Task description:
Search the data for the word "JSON" and copy every line that contains it.

Task material:
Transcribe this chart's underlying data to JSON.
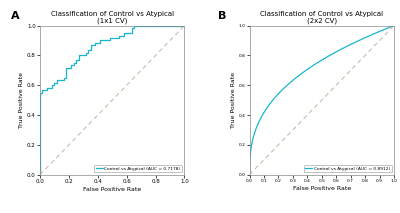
{
  "title_A": "Classification of Control vs Atypical\n(1x1 CV)",
  "title_B": "Classification of Control vs Atypical\n(2x2 CV)",
  "xlabel": "False Positive Rate",
  "ylabel": "True Positive Rate",
  "legend_A": "Control vs Atypical (AUC = 0.7178)",
  "legend_B": "Control vs Atypical (AUC = 0.8912)",
  "roc_color": "#17b6cc",
  "diag_color": "#ccbbaa",
  "label_A": "A",
  "label_B": "B",
  "xticks_A": [
    0,
    0.2,
    0.4,
    0.6,
    0.8,
    1.0
  ],
  "xticks_B": [
    0,
    0.1,
    0.2,
    0.3,
    0.4,
    0.5,
    0.6,
    0.7,
    0.8,
    0.9,
    1.0
  ],
  "yticks": [
    0,
    0.2,
    0.4,
    0.6,
    0.8,
    1.0
  ],
  "background_color": "#ffffff",
  "axes_background": "#ffffff"
}
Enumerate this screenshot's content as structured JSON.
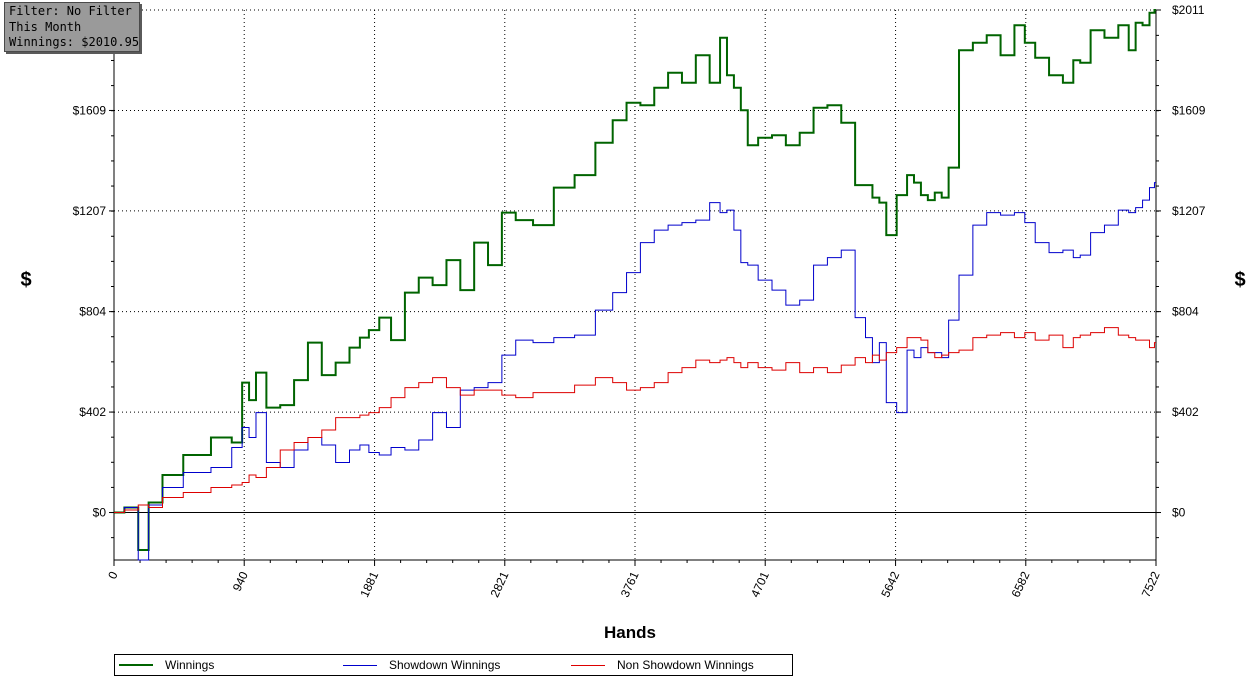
{
  "filter_box": {
    "line1": "Filter: No Filter",
    "line2": "This Month",
    "line3": "Winnings: $2010.95"
  },
  "chart_data": {
    "type": "line",
    "xlabel": "Hands",
    "ylabel": "$",
    "xlim": [
      0,
      7522
    ],
    "ylim": [
      -190,
      2011
    ],
    "x_ticks": [
      0,
      940,
      1881,
      2821,
      3761,
      4701,
      5642,
      6582,
      7522
    ],
    "x_tick_labels": [
      "0",
      "940",
      "1881",
      "2821",
      "3761",
      "4701",
      "5642",
      "6582",
      "7522"
    ],
    "y_ticks": [
      0,
      402,
      804,
      1207,
      1609,
      2011
    ],
    "y_tick_labels": [
      "$0",
      "$402",
      "$804",
      "$1207",
      "$1609",
      "$2011"
    ],
    "grid": true,
    "legend_position": "bottom",
    "series": [
      {
        "name": "Winnings",
        "color": "#006400",
        "x": [
          0,
          150,
          200,
          300,
          400,
          600,
          800,
          900,
          950,
          1000,
          1050,
          1150,
          1250,
          1350,
          1450,
          1550,
          1650,
          1750,
          1800,
          1880,
          1950,
          2050,
          2150,
          2250,
          2350,
          2450,
          2550,
          2650,
          2750,
          2850,
          2950,
          3100,
          3250,
          3400,
          3550,
          3650,
          3750,
          3850,
          3950,
          4050,
          4150,
          4250,
          4350,
          4400,
          4450,
          4500,
          4550,
          4600,
          4700,
          4800,
          4900,
          5000,
          5100,
          5200,
          5300,
          5400,
          5450,
          5500,
          5550,
          5600,
          5700,
          5750,
          5800,
          5850,
          5900,
          5950,
          6000,
          6050,
          6150,
          6250,
          6350,
          6450,
          6550,
          6600,
          6700,
          6800,
          6900,
          6950,
          7000,
          7100,
          7200,
          7300,
          7350,
          7400,
          7450,
          7500,
          7522
        ],
        "y": [
          0,
          20,
          -150,
          40,
          150,
          230,
          300,
          280,
          520,
          450,
          560,
          420,
          430,
          530,
          680,
          550,
          600,
          660,
          700,
          730,
          780,
          690,
          880,
          940,
          910,
          1010,
          890,
          1080,
          990,
          1200,
          1170,
          1150,
          1300,
          1350,
          1480,
          1570,
          1640,
          1630,
          1700,
          1760,
          1720,
          1830,
          1720,
          1900,
          1750,
          1700,
          1610,
          1470,
          1500,
          1510,
          1470,
          1520,
          1620,
          1630,
          1560,
          1310,
          1310,
          1260,
          1240,
          1110,
          1270,
          1350,
          1320,
          1270,
          1250,
          1280,
          1260,
          1380,
          1850,
          1880,
          1910,
          1830,
          1950,
          1880,
          1820,
          1750,
          1720,
          1810,
          1800,
          1930,
          1900,
          1950,
          1850,
          1960,
          1950,
          2000,
          2011
        ]
      },
      {
        "name": "Showdown Winnings",
        "color": "#0000cc",
        "x": [
          0,
          150,
          200,
          300,
          400,
          600,
          800,
          900,
          950,
          1000,
          1050,
          1150,
          1250,
          1350,
          1450,
          1550,
          1650,
          1750,
          1800,
          1880,
          1950,
          2050,
          2150,
          2250,
          2350,
          2450,
          2550,
          2650,
          2750,
          2850,
          2950,
          3100,
          3250,
          3400,
          3550,
          3650,
          3750,
          3850,
          3950,
          4050,
          4150,
          4250,
          4350,
          4400,
          4450,
          4500,
          4550,
          4600,
          4700,
          4800,
          4900,
          5000,
          5100,
          5200,
          5300,
          5400,
          5450,
          5500,
          5550,
          5600,
          5700,
          5750,
          5800,
          5850,
          5900,
          5950,
          6000,
          6050,
          6150,
          6250,
          6350,
          6450,
          6550,
          6600,
          6700,
          6800,
          6900,
          6950,
          7000,
          7100,
          7200,
          7300,
          7350,
          7400,
          7450,
          7500,
          7522
        ],
        "y": [
          0,
          20,
          -190,
          30,
          100,
          160,
          180,
          260,
          340,
          300,
          400,
          200,
          180,
          250,
          300,
          270,
          200,
          250,
          270,
          240,
          230,
          260,
          250,
          290,
          400,
          340,
          490,
          500,
          520,
          630,
          690,
          680,
          700,
          710,
          810,
          880,
          960,
          1080,
          1130,
          1150,
          1160,
          1170,
          1240,
          1200,
          1210,
          1130,
          1000,
          990,
          930,
          890,
          830,
          850,
          990,
          1020,
          1050,
          780,
          700,
          600,
          680,
          440,
          400,
          650,
          620,
          660,
          640,
          640,
          620,
          770,
          950,
          1150,
          1200,
          1190,
          1200,
          1160,
          1080,
          1040,
          1050,
          1020,
          1030,
          1120,
          1150,
          1210,
          1200,
          1220,
          1250,
          1300,
          1320
        ]
      },
      {
        "name": "Non Showdown Winnings",
        "color": "#dd0000",
        "x": [
          0,
          150,
          200,
          300,
          400,
          600,
          800,
          900,
          950,
          1000,
          1050,
          1150,
          1250,
          1350,
          1450,
          1550,
          1650,
          1750,
          1800,
          1880,
          1950,
          2050,
          2150,
          2250,
          2350,
          2450,
          2550,
          2650,
          2750,
          2850,
          2950,
          3100,
          3250,
          3400,
          3550,
          3650,
          3750,
          3850,
          3950,
          4050,
          4150,
          4250,
          4350,
          4400,
          4450,
          4500,
          4550,
          4600,
          4700,
          4800,
          4900,
          5000,
          5100,
          5200,
          5300,
          5400,
          5450,
          5500,
          5550,
          5600,
          5700,
          5750,
          5800,
          5850,
          5900,
          5950,
          6000,
          6050,
          6150,
          6250,
          6350,
          6450,
          6550,
          6600,
          6700,
          6800,
          6900,
          6950,
          7000,
          7100,
          7200,
          7300,
          7350,
          7400,
          7450,
          7500,
          7522
        ],
        "y": [
          0,
          10,
          30,
          20,
          60,
          80,
          100,
          110,
          120,
          150,
          140,
          180,
          250,
          280,
          300,
          330,
          380,
          380,
          390,
          400,
          420,
          460,
          500,
          520,
          540,
          500,
          470,
          490,
          490,
          470,
          460,
          480,
          480,
          510,
          540,
          520,
          490,
          500,
          520,
          560,
          580,
          610,
          600,
          610,
          620,
          600,
          580,
          600,
          580,
          570,
          600,
          560,
          580,
          560,
          590,
          620,
          600,
          630,
          610,
          640,
          660,
          700,
          700,
          690,
          640,
          620,
          630,
          640,
          650,
          700,
          710,
          720,
          700,
          720,
          690,
          710,
          660,
          700,
          710,
          720,
          740,
          710,
          700,
          690,
          690,
          660,
          680
        ]
      }
    ]
  }
}
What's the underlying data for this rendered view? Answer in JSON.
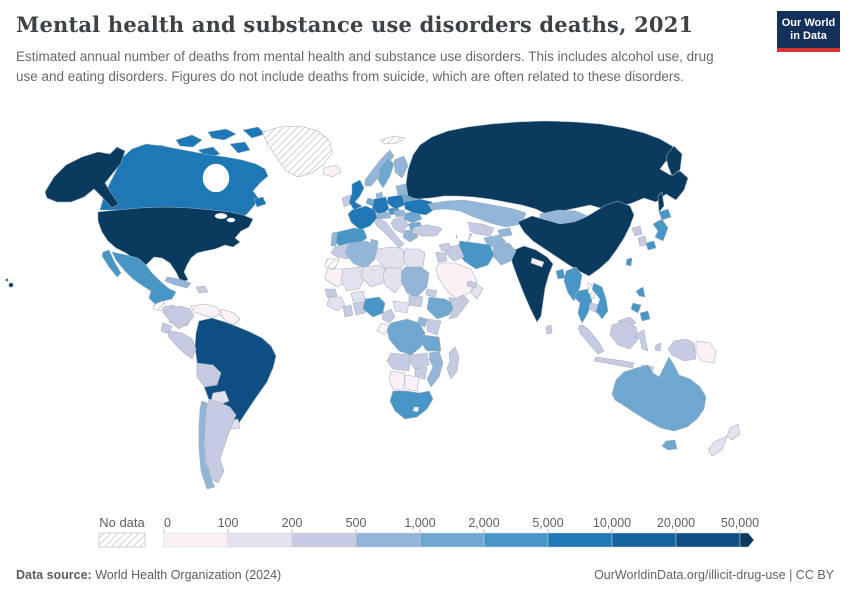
{
  "header": {
    "title": "Mental health and substance use disorders deaths, 2021",
    "subtitle": "Estimated annual number of deaths from mental health and substance use disorders. This includes alcohol use, drug use and eating disorders. Figures do not include deaths from suicide, which are often related to these disorders.",
    "logo": {
      "line1": "Our World",
      "line2": "in Data",
      "bg_color": "#12305a",
      "accent_color": "#d7342e"
    }
  },
  "footer": {
    "source_label": "Data source:",
    "source_value": " World Health Organization (2024)",
    "link": "OurWorldinData.org/illicit-drug-use",
    "separator": " | ",
    "license": "CC BY"
  },
  "chart_data": {
    "type": "choropleth-map",
    "title": "Mental health and substance use disorders deaths, 2021",
    "unit": "deaths per year",
    "no_data_label": "No data",
    "legend_ticks": [
      "0",
      "100",
      "200",
      "500",
      "1,000",
      "2,000",
      "5,000",
      "10,000",
      "20,000",
      "50,000"
    ],
    "bands": [
      {
        "range": "0–100",
        "color": "#fbf0f6"
      },
      {
        "range": "100–200",
        "color": "#e4e1ee"
      },
      {
        "range": "200–500",
        "color": "#c7cbe1"
      },
      {
        "range": "500–1,000",
        "color": "#92b5d8"
      },
      {
        "range": "1,000–2,000",
        "color": "#6fa7d0"
      },
      {
        "range": "2,000–5,000",
        "color": "#4896c6"
      },
      {
        "range": "5,000–10,000",
        "color": "#1d78b5"
      },
      {
        "range": "10,000–20,000",
        "color": "#14639e"
      },
      {
        "range": "20,000–50,000",
        "color": "#0f4e82"
      },
      {
        "range": "50,000+",
        "color": "#0a3a5e"
      }
    ],
    "countries": {
      "united-states": 9,
      "canada": 6,
      "greenland": -1,
      "mexico": 5,
      "guatemala": -1,
      "honduras-nicaragua": 2,
      "costa-rica-panama": 2,
      "cuba": 3,
      "hispaniola": 2,
      "colombia": 2,
      "venezuela": 0,
      "guyanas": 0,
      "ecuador": 2,
      "peru": 2,
      "brazil": 8,
      "bolivia": 2,
      "paraguay": 1,
      "uruguay": 1,
      "argentina": 2,
      "chile": 3,
      "iceland": 0,
      "ireland": 2,
      "united-kingdom": 6,
      "norway": 3,
      "sweden": 4,
      "finland": 3,
      "denmark": 3,
      "netherlands": 4,
      "germany": 6,
      "france": 6,
      "spain": 5,
      "portugal": 3,
      "italy": 2,
      "switzerland-austria": 3,
      "czechia": 5,
      "poland": 6,
      "baltics": 3,
      "belarus": 4,
      "ukraine": 6,
      "romania": 4,
      "hungary-slovakia": 3,
      "balkans": 2,
      "bulgaria": 4,
      "greece": 3,
      "turkey": 2,
      "svalbard": -1,
      "russia": 9,
      "kazakhstan": 3,
      "uzbekistan": 2,
      "turkmenistan": 2,
      "kyrgyzstan-tajikistan": 3,
      "mongolia": 3,
      "china": 9,
      "taiwan": 5,
      "north-korea": 2,
      "south-korea": 2,
      "japan": 5,
      "india": 9,
      "pakistan": 3,
      "afghanistan": 3,
      "nepal": 0,
      "bangladesh": 5,
      "sri-lanka": 2,
      "myanmar": 5,
      "thailand": 5,
      "laos": -1,
      "cambodia": 2,
      "vietnam": 5,
      "malaysia": 2,
      "philippines": 5,
      "indonesia": 2,
      "papua-new-guinea": 0,
      "iran": 5,
      "iraq": 2,
      "syria": 2,
      "jordan-israel": 2,
      "saudi-arabia": 0,
      "yemen": 2,
      "oman": 1,
      "uae-qatar": 2,
      "morocco": 2,
      "western-sahara": -1,
      "algeria": 3,
      "tunisia": 3,
      "libya": 1,
      "egypt": 1,
      "mauritania": 0,
      "mali": 1,
      "niger": 1,
      "chad": 1,
      "sudan": 3,
      "eritrea": 2,
      "senegal": 2,
      "guinea-cluster": 1,
      "burkina-faso": 1,
      "ivory-coast": 2,
      "ghana": 2,
      "nigeria": 5,
      "cameroon": 2,
      "central-african-republic": 1,
      "south-sudan": 2,
      "ethiopia": 4,
      "somalia": 2,
      "kenya": 2,
      "uganda": 3,
      "dr-congo": 4,
      "gabon-congo": 0,
      "tanzania": 4,
      "angola": 2,
      "zambia": 2,
      "malawi": 2,
      "zimbabwe": 2,
      "mozambique": 3,
      "namibia": 0,
      "botswana": 0,
      "south-africa": 5,
      "lesotho": 0,
      "madagascar": 2,
      "australia": 4,
      "new-zealand": 1
    }
  }
}
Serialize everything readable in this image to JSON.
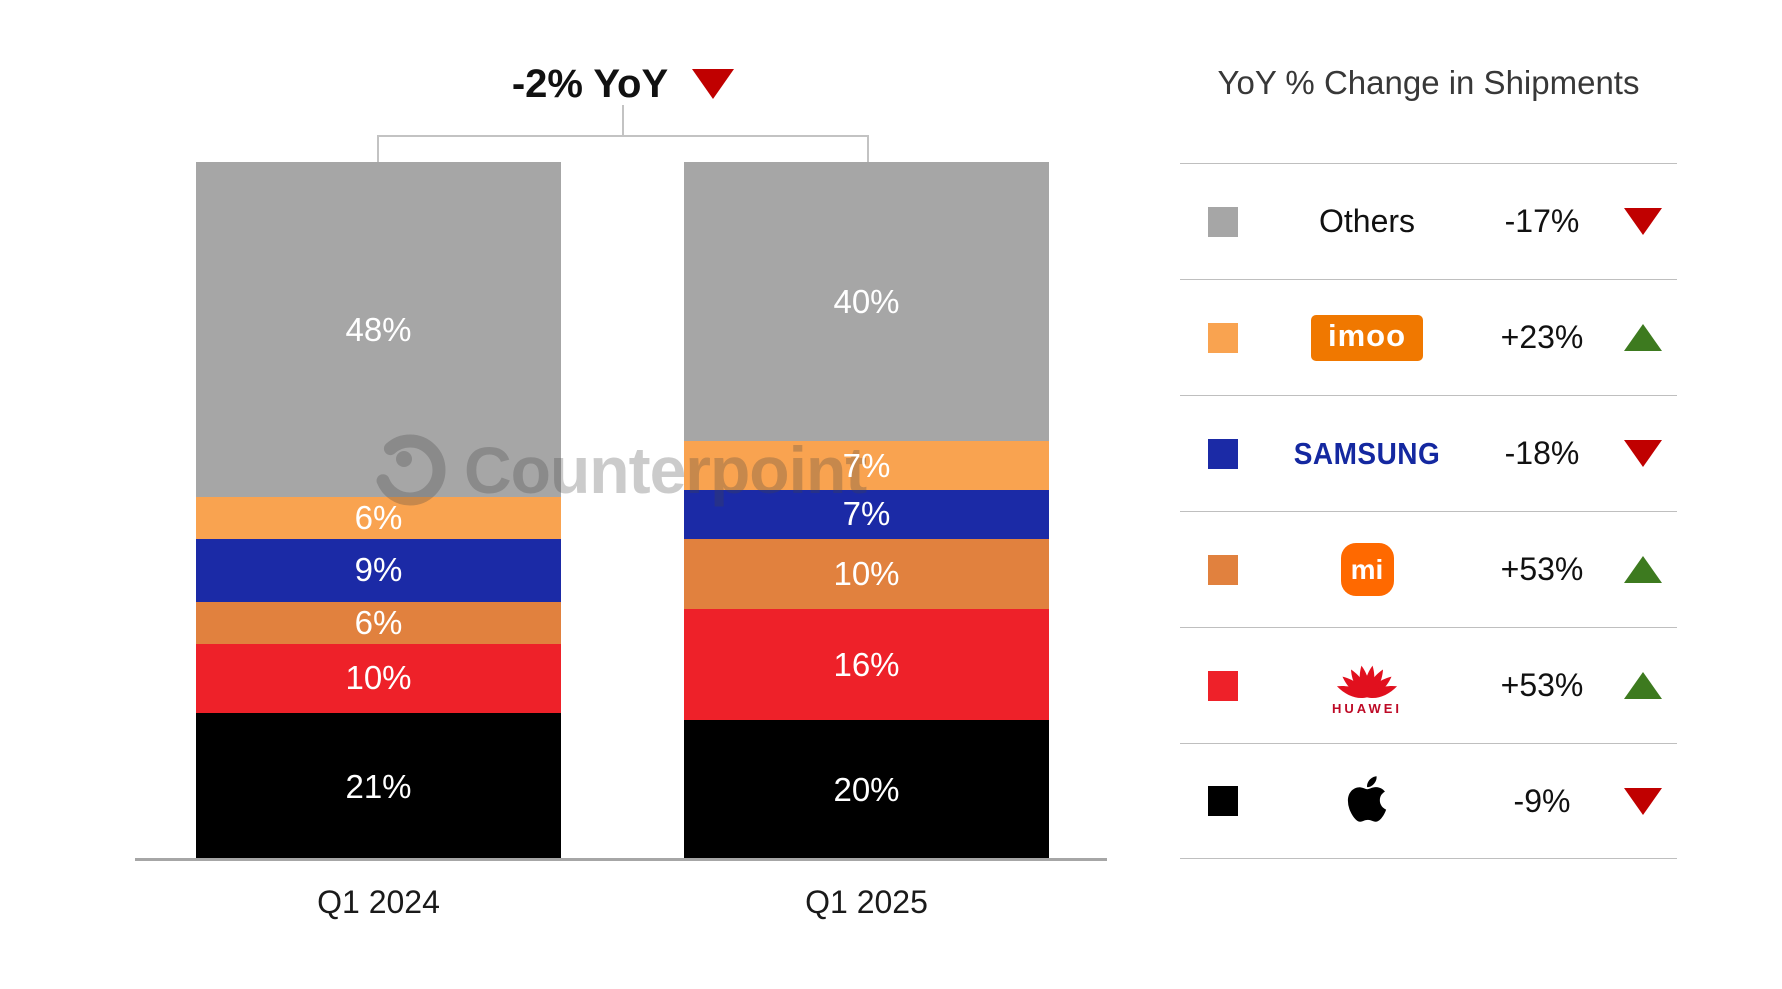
{
  "title": {
    "text": "-2% YoY",
    "direction": "down",
    "triangle_color": "#c00000"
  },
  "watermark": {
    "text": "Counterpoint"
  },
  "axis": {
    "labels": [
      "Q1 2024",
      "Q1 2025"
    ]
  },
  "legend": {
    "title": "YoY % Change in Shipments",
    "rows": [
      {
        "brand": "Others",
        "logo_type": "text",
        "change": "-17%",
        "direction": "down",
        "swatch_color": "#a6a6a6"
      },
      {
        "brand": "imoo",
        "logo_type": "imoo",
        "change": "+23%",
        "direction": "up",
        "swatch_color": "#f9a350"
      },
      {
        "brand": "Samsung",
        "logo_type": "samsung",
        "change": "-18%",
        "direction": "down",
        "swatch_color": "#1b2aa6"
      },
      {
        "brand": "Xiaomi",
        "logo_type": "mi",
        "change": "+53%",
        "direction": "up",
        "swatch_color": "#e1813e"
      },
      {
        "brand": "Huawei",
        "logo_type": "huawei",
        "change": "+53%",
        "direction": "up",
        "swatch_color": "#ee2129"
      },
      {
        "brand": "Apple",
        "logo_type": "apple",
        "change": "-9%",
        "direction": "down",
        "swatch_color": "#000000"
      }
    ],
    "up_color": "#3d7a1f",
    "down_color": "#c00000"
  },
  "chart_data": {
    "type": "bar",
    "stacked": true,
    "unit": "% share of shipments",
    "title": "-2% YoY",
    "categories": [
      "Q1 2024",
      "Q1 2025"
    ],
    "stack_order_top_to_bottom": [
      "Others",
      "imoo",
      "Samsung",
      "Xiaomi",
      "Huawei",
      "Apple"
    ],
    "series": [
      {
        "name": "Others",
        "color": "#a6a6a6",
        "values": [
          48,
          40
        ],
        "yoy_change": "-17%"
      },
      {
        "name": "imoo",
        "color": "#f9a350",
        "values": [
          6,
          7
        ],
        "yoy_change": "+23%"
      },
      {
        "name": "Samsung",
        "color": "#1b2aa6",
        "values": [
          9,
          7
        ],
        "yoy_change": "-18%"
      },
      {
        "name": "Xiaomi",
        "color": "#e1813e",
        "values": [
          6,
          10
        ],
        "yoy_change": "+53%"
      },
      {
        "name": "Huawei",
        "color": "#ee2129",
        "values": [
          10,
          16
        ],
        "yoy_change": "+53%"
      },
      {
        "name": "Apple",
        "color": "#000000",
        "values": [
          21,
          20
        ],
        "yoy_change": "-9%"
      }
    ],
    "ylim": [
      0,
      100
    ],
    "grid": false,
    "legend_position": "right",
    "legend_title": "YoY % Change in Shipments"
  }
}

Final result:
Transcribe this chart's underlying data to JSON.
Enumerate this screenshot's content as structured JSON.
What's the underlying data for this rendered view? Answer in JSON.
Serialize everything readable in this image to JSON.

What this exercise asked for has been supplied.